Supplied data -
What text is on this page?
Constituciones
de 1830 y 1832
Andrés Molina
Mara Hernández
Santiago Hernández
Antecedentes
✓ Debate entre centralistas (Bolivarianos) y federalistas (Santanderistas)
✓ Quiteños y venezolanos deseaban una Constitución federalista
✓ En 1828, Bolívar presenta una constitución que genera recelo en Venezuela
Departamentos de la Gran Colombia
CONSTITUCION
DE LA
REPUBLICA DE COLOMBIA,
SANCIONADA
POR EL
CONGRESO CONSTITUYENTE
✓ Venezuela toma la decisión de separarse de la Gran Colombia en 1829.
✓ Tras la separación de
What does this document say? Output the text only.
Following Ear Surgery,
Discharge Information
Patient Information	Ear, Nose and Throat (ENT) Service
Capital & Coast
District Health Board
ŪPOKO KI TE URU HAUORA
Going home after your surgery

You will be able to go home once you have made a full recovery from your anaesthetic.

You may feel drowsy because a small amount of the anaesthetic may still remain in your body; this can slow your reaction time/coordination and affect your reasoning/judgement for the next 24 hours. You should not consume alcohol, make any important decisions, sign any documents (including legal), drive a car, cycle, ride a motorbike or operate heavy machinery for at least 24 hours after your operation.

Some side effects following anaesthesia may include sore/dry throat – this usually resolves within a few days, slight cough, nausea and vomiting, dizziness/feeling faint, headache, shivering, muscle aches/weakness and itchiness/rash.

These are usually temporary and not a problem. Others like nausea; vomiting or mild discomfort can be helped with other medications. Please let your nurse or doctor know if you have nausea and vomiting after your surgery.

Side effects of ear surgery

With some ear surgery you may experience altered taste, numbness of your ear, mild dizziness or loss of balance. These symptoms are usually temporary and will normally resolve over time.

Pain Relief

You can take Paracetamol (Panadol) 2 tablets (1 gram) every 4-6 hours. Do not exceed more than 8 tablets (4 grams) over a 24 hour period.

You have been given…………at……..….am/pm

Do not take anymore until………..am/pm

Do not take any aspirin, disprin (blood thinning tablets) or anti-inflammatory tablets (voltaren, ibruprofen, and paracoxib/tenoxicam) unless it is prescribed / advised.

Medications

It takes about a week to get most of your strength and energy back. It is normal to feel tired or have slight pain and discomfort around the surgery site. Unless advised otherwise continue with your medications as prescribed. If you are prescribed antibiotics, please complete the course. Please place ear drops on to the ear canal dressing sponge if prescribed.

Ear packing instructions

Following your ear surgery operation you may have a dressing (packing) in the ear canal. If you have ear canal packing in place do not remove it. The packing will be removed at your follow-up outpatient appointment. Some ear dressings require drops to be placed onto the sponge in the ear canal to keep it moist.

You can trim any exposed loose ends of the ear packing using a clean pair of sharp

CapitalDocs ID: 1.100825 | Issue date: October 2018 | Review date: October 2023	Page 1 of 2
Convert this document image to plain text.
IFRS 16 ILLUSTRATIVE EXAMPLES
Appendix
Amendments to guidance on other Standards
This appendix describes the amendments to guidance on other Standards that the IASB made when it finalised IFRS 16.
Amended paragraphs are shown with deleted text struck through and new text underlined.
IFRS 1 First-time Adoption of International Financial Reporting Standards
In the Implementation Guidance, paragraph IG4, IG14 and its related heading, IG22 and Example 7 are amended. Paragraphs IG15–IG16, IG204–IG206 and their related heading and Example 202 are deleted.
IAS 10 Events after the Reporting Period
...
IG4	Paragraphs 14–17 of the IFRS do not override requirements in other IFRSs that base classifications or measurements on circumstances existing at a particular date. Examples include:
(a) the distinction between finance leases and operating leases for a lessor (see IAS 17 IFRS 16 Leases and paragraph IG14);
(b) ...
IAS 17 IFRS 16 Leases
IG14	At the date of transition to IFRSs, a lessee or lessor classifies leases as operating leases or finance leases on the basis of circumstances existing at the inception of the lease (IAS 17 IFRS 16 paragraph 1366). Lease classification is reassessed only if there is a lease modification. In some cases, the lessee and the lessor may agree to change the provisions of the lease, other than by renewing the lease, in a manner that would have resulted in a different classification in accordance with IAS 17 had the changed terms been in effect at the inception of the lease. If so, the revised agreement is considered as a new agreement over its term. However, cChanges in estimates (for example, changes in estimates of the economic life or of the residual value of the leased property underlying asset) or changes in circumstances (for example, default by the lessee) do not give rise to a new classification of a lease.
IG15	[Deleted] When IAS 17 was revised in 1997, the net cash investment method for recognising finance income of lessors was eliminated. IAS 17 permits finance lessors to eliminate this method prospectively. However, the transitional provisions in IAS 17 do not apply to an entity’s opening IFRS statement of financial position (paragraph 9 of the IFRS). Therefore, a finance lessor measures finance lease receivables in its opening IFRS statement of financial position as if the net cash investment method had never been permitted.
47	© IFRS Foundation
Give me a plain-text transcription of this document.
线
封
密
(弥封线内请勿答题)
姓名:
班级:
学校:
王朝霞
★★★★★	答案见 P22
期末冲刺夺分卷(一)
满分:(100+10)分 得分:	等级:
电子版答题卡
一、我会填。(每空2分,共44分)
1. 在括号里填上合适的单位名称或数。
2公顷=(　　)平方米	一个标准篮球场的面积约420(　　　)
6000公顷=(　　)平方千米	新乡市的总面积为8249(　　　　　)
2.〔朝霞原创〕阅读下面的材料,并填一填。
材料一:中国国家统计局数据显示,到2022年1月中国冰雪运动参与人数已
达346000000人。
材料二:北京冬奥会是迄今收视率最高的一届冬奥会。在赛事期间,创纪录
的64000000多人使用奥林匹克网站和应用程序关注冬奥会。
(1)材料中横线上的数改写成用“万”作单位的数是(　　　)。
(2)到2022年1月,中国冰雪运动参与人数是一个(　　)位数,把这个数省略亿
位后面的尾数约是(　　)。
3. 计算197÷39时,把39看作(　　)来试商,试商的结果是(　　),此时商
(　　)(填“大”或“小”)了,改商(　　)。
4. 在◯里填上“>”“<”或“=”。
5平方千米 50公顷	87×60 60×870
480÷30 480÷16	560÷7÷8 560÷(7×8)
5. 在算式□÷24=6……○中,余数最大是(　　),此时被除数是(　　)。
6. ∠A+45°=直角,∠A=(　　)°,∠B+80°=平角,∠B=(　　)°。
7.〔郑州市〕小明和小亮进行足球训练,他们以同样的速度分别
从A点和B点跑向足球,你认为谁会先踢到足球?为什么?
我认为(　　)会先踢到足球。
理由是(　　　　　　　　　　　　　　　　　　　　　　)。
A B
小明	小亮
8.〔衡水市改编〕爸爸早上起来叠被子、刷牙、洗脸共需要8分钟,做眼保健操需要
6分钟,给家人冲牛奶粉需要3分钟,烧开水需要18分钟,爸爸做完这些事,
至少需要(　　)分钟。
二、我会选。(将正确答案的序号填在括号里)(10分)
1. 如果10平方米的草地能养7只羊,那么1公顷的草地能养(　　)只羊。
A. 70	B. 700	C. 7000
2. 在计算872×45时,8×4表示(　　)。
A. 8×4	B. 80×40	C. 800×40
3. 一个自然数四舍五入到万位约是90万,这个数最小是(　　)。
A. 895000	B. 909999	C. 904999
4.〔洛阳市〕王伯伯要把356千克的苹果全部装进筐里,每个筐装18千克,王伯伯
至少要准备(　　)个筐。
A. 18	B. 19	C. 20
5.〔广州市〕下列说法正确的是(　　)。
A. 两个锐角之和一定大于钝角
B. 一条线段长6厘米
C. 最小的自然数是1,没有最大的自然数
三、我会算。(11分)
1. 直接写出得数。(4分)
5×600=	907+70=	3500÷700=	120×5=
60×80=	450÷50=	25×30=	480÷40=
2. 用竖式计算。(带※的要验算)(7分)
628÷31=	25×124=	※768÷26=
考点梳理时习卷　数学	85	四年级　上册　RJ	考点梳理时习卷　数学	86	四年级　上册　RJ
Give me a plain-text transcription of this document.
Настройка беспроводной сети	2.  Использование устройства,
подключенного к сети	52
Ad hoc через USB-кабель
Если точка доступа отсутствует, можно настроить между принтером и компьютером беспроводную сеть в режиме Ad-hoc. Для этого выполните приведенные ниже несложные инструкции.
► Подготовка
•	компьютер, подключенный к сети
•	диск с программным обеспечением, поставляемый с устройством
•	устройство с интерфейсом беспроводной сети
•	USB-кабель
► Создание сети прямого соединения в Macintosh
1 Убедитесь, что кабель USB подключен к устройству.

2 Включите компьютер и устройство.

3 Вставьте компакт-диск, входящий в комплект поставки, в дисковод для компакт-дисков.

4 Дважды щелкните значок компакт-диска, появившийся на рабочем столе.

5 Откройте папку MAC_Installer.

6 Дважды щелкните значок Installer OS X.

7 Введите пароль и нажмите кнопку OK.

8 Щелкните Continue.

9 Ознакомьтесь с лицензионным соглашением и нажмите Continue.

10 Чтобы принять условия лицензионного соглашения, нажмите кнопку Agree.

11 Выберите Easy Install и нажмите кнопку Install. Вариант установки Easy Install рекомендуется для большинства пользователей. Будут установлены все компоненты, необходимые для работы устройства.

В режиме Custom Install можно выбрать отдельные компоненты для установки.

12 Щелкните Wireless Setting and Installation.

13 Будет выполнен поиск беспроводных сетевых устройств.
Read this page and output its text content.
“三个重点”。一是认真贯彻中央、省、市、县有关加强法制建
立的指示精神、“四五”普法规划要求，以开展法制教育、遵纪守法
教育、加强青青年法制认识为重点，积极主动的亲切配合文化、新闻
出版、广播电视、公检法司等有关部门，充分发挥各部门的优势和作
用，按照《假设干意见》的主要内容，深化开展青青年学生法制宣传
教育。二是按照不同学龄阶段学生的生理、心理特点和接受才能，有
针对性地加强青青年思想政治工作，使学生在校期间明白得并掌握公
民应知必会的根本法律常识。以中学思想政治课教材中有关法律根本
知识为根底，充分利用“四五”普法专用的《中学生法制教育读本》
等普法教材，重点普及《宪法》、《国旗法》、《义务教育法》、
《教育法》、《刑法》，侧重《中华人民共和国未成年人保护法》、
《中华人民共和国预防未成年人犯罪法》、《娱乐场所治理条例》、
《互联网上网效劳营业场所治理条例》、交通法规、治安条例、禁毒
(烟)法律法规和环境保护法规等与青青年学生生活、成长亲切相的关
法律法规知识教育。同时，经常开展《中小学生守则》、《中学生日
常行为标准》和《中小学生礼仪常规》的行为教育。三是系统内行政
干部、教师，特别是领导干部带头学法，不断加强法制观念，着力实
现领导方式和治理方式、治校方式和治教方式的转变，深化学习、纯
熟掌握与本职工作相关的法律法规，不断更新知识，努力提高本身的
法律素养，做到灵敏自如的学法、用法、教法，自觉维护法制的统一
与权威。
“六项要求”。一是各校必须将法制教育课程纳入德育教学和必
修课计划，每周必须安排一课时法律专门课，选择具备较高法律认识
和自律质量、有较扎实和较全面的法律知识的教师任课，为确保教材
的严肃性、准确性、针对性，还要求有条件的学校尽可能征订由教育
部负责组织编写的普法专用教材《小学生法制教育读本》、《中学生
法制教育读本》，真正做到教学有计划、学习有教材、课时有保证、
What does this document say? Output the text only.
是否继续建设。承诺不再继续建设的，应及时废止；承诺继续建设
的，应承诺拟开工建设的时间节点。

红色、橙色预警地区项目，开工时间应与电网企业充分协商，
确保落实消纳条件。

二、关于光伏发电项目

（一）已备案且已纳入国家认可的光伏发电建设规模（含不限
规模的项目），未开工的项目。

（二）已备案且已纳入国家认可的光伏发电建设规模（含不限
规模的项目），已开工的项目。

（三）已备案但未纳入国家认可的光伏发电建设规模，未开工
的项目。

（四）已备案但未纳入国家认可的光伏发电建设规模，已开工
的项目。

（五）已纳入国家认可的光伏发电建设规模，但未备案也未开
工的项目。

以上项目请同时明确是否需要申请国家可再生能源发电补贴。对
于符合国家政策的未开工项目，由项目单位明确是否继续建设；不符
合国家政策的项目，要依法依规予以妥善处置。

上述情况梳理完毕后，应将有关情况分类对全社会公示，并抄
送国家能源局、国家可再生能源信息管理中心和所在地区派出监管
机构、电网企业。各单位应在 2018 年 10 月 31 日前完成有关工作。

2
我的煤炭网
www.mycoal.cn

Problem to work on - Only a number is wanted: how many lines contain the word "значок"?

Written reply - 2